**THE REQUEST:**
Check each line of the records below and collect those holding "marker".

* Begin STORED RECORDS *

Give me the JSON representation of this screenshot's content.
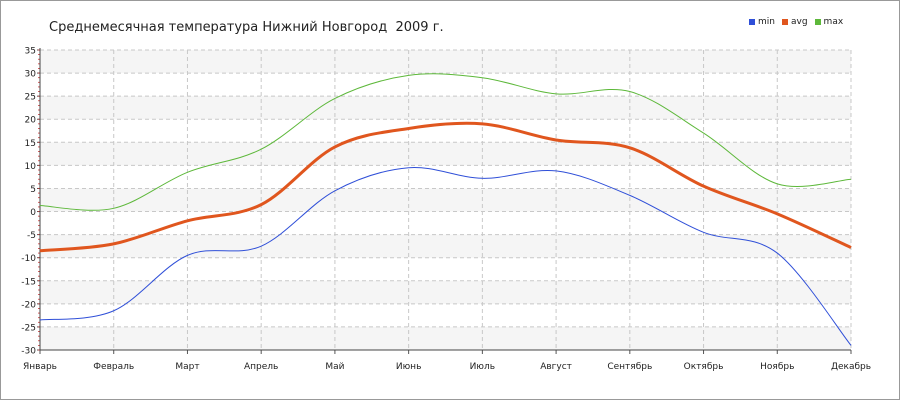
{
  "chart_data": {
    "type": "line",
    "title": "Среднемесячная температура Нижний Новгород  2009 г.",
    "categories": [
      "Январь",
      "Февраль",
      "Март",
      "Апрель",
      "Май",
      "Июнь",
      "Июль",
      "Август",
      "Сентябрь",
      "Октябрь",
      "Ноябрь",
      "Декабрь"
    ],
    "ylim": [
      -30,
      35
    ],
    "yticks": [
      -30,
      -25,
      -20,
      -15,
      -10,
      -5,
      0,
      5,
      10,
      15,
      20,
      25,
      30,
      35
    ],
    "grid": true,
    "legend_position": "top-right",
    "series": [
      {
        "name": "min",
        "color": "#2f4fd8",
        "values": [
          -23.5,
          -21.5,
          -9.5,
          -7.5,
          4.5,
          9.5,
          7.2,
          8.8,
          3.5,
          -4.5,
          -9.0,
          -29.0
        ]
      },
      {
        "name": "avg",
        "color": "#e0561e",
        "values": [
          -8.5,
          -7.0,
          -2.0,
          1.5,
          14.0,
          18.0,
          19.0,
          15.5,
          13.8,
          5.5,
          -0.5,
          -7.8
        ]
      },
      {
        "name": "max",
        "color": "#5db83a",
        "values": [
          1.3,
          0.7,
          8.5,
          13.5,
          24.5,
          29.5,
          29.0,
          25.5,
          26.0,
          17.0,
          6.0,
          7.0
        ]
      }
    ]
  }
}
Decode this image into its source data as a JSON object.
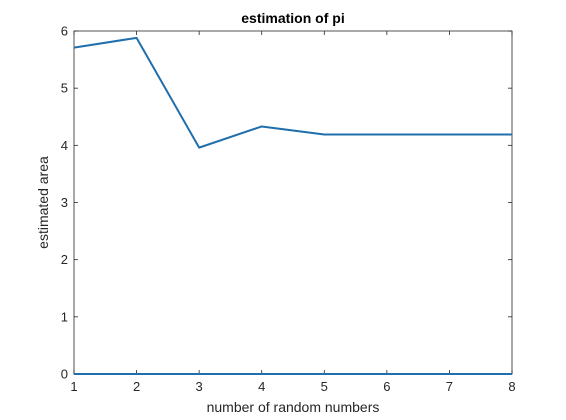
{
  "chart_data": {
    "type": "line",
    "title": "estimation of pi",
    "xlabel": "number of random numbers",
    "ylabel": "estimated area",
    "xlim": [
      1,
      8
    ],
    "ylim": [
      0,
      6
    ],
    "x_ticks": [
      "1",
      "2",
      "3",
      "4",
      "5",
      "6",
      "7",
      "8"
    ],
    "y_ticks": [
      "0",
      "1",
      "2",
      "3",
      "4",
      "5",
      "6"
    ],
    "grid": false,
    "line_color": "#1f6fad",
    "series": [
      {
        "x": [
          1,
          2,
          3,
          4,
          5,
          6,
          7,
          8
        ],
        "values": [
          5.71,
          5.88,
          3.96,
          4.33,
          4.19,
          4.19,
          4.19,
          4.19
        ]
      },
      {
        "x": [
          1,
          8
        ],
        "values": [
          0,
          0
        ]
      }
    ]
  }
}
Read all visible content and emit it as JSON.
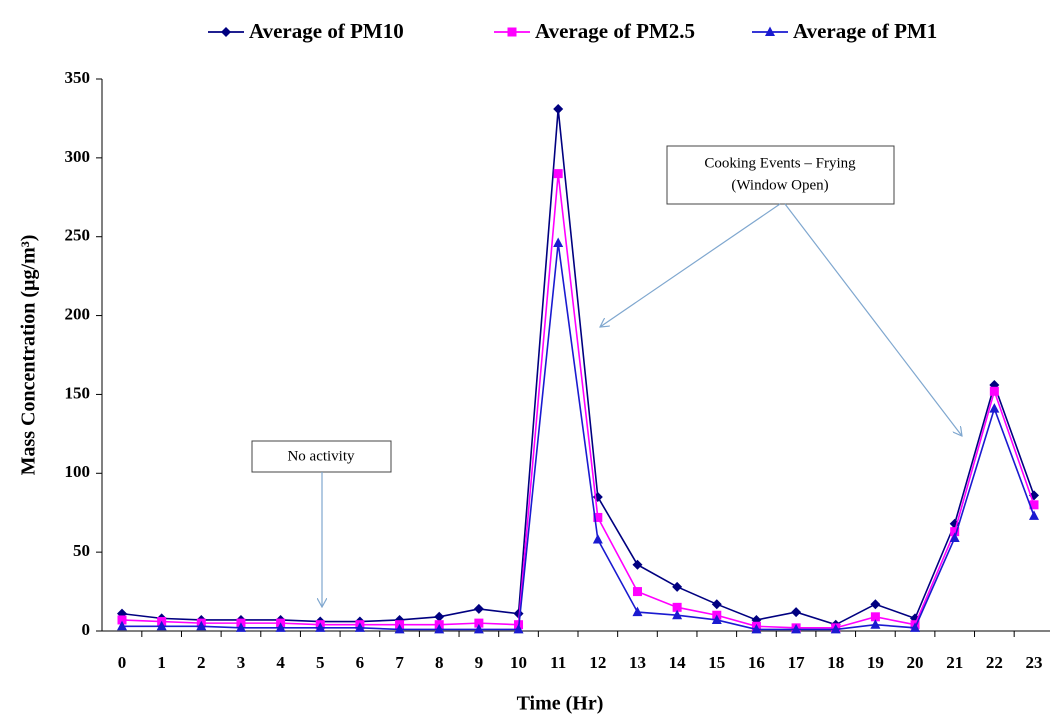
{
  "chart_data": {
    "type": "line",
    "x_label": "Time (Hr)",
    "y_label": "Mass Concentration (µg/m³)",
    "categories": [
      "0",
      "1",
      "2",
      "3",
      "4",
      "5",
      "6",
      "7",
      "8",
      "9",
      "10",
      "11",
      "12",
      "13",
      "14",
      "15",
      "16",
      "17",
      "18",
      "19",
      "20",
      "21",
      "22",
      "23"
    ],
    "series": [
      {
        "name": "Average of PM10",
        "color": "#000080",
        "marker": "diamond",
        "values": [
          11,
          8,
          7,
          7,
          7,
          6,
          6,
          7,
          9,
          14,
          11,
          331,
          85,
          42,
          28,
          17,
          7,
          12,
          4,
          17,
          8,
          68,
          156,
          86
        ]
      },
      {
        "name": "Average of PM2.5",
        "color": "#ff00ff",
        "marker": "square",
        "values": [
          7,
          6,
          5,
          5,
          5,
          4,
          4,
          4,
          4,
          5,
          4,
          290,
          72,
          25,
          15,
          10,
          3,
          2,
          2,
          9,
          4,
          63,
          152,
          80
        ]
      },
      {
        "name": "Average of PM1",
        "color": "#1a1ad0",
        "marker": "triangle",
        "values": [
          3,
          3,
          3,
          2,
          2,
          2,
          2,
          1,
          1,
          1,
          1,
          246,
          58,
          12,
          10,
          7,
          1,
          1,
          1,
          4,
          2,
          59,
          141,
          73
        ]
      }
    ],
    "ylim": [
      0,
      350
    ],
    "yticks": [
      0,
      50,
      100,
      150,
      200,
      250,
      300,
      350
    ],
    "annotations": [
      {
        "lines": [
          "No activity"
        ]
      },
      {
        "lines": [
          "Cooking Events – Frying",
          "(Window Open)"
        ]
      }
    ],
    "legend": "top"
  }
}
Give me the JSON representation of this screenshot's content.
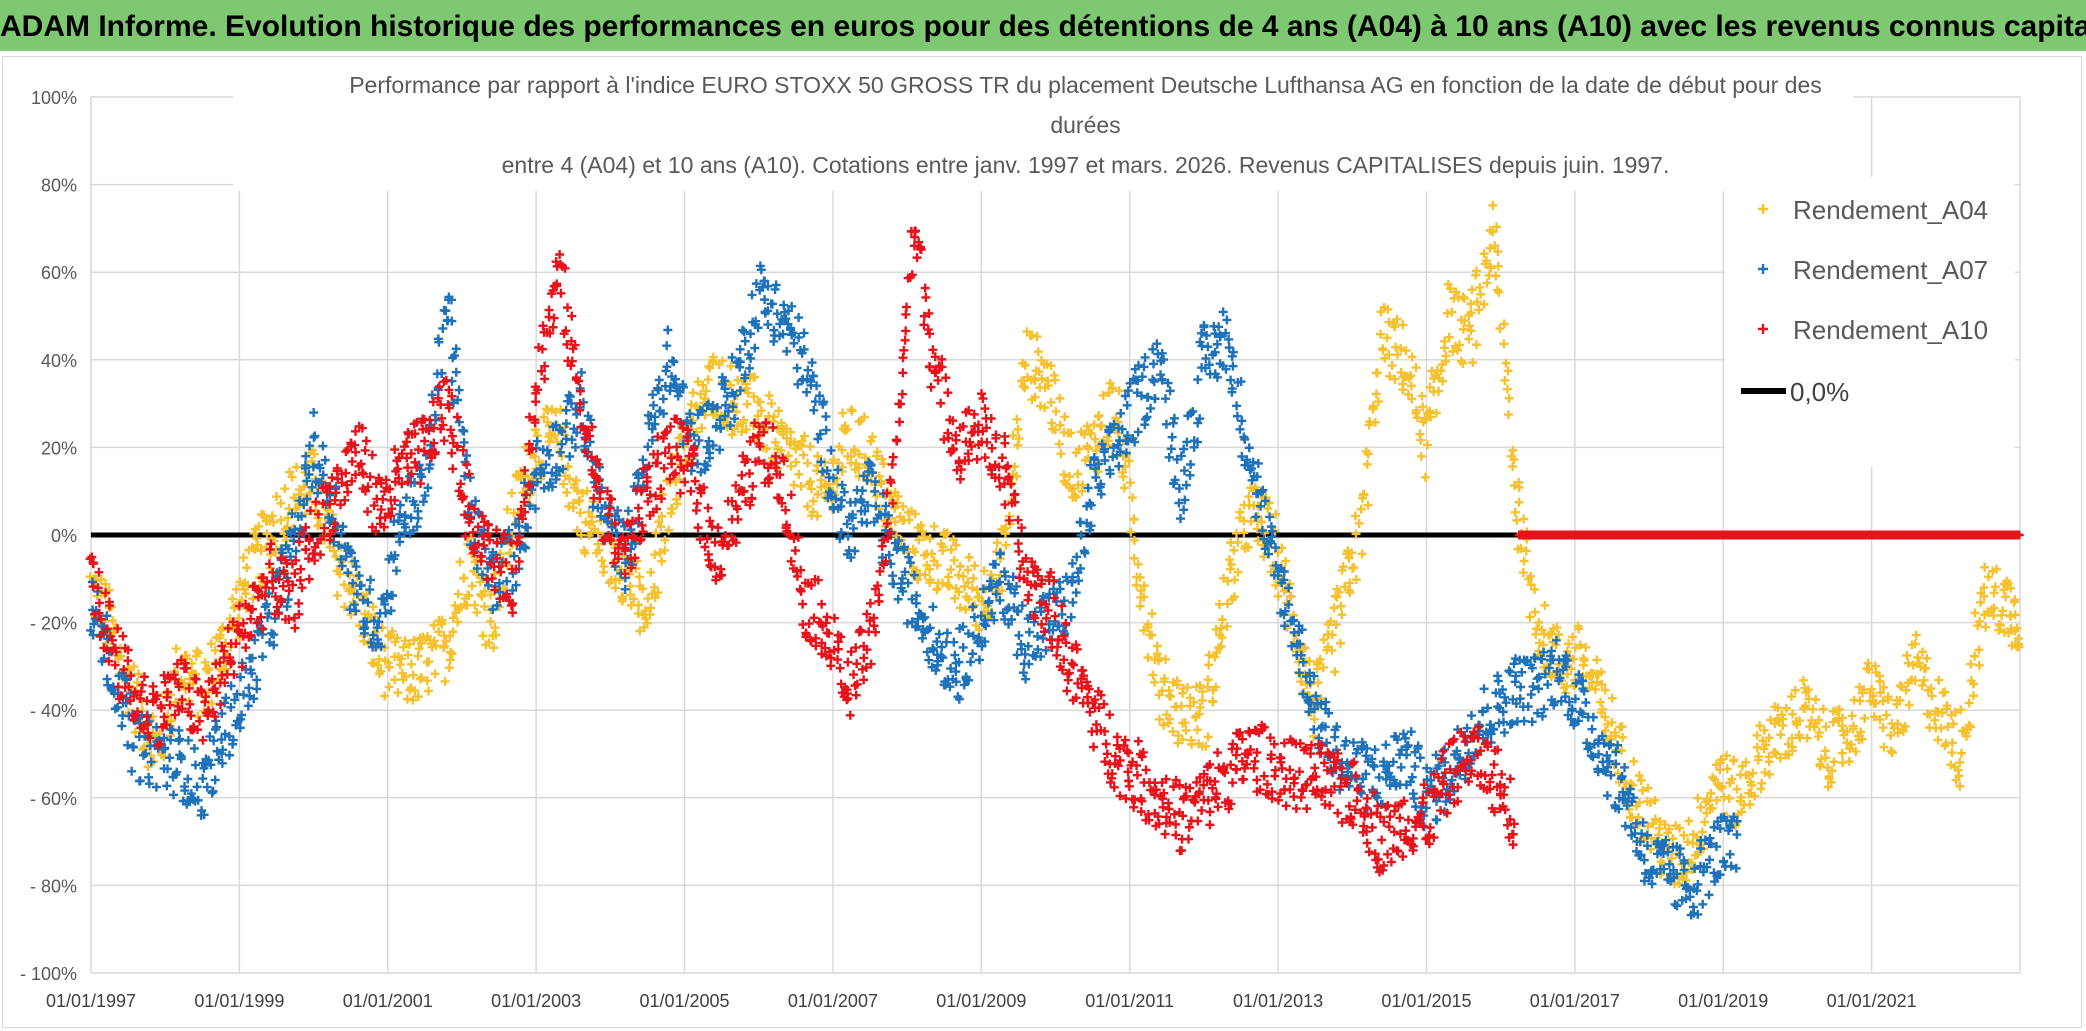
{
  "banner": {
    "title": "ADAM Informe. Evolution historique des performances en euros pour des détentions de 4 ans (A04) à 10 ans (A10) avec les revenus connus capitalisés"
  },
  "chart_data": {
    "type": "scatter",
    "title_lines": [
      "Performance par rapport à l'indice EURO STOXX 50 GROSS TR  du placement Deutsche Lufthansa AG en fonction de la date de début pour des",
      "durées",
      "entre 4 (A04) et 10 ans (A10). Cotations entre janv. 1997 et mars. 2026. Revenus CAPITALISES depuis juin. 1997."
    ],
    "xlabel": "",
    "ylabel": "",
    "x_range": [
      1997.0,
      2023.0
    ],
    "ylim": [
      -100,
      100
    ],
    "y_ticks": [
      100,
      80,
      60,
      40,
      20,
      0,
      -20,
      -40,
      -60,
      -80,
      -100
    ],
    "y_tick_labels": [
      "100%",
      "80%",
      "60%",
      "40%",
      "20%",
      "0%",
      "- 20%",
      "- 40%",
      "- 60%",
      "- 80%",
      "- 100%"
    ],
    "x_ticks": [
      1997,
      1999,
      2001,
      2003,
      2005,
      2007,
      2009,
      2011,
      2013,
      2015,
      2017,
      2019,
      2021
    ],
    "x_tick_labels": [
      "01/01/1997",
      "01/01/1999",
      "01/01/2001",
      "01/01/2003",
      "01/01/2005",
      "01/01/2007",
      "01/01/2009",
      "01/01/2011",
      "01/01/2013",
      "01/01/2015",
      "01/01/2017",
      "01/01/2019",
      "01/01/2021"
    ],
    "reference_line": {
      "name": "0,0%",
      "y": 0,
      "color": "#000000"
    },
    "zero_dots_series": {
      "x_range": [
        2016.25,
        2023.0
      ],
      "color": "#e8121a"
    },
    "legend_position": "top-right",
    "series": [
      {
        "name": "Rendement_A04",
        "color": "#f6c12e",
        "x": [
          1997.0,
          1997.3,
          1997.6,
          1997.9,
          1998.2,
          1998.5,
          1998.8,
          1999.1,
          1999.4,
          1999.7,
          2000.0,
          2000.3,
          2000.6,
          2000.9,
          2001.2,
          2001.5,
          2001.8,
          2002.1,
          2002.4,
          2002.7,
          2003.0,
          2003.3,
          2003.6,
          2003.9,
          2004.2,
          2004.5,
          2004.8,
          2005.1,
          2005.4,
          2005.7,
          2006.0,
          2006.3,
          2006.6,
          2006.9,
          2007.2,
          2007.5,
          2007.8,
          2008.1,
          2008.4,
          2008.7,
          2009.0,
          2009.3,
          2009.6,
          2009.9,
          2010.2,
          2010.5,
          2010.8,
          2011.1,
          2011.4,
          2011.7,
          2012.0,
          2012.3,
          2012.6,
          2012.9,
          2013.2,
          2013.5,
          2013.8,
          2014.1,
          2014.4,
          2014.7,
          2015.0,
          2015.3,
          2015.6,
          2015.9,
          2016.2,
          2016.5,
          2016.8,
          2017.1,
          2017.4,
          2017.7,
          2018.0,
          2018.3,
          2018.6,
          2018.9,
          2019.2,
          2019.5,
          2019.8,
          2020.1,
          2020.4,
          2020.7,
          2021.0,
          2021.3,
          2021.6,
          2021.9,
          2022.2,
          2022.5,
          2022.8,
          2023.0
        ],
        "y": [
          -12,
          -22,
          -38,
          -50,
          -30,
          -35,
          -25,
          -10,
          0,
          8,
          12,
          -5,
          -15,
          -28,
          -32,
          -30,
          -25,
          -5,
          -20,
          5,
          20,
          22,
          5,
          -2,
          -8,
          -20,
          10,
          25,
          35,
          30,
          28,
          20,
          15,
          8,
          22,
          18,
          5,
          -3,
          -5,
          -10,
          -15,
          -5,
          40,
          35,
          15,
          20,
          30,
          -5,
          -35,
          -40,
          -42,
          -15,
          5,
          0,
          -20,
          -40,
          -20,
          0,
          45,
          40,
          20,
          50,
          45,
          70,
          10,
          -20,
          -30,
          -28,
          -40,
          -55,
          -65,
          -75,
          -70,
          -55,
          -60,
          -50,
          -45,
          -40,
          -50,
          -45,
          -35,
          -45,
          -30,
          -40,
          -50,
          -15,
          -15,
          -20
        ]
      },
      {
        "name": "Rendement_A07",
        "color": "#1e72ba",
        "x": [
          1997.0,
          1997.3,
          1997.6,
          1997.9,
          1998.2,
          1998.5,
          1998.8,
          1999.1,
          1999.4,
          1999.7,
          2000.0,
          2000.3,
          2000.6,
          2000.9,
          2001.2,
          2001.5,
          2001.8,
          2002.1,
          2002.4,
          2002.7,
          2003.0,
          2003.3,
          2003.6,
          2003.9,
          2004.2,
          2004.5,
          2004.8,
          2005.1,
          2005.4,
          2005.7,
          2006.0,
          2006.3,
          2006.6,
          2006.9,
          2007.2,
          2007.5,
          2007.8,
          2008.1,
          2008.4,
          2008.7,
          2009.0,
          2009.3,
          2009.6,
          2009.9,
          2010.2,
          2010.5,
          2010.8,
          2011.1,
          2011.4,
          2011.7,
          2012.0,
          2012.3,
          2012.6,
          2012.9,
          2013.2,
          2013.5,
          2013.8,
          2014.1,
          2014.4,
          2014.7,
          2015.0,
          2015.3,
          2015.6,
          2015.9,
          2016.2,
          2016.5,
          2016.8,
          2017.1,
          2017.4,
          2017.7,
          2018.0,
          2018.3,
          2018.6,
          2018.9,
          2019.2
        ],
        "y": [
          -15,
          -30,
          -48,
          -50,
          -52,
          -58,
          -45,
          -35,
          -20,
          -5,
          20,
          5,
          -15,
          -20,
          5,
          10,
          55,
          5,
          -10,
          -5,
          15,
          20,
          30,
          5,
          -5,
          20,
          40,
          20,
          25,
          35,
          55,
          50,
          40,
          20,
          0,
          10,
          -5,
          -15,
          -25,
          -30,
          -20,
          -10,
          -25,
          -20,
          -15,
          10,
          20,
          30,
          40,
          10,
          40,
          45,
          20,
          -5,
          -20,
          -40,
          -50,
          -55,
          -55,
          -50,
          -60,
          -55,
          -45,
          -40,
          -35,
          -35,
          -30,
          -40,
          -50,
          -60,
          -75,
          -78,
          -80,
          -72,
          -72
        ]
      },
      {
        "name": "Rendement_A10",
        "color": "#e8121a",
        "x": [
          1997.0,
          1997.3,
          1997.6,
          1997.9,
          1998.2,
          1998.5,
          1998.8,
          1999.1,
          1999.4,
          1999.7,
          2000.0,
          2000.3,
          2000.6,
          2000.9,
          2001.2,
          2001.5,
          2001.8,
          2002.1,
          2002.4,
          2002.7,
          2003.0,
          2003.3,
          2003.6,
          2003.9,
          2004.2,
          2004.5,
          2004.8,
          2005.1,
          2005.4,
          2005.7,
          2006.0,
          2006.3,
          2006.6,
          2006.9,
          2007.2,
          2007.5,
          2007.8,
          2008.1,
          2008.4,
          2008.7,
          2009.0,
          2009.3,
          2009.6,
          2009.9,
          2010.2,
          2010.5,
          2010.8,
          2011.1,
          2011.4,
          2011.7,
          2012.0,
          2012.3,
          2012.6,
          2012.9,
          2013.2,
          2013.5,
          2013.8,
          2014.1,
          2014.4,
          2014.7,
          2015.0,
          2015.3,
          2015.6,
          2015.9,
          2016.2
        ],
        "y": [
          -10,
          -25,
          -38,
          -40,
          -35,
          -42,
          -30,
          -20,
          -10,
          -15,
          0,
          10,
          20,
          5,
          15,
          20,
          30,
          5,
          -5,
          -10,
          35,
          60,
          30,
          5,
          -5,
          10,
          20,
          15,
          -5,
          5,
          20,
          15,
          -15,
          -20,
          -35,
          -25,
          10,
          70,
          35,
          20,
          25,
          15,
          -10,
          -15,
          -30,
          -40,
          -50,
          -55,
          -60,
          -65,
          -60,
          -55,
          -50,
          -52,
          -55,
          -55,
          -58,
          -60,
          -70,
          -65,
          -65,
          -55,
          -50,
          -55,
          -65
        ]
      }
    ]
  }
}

* End STORED RECORDS *

**RIGHT ANSWER:**
        "marker": "diamond",
        "marker": "square",
        "marker": "triangle",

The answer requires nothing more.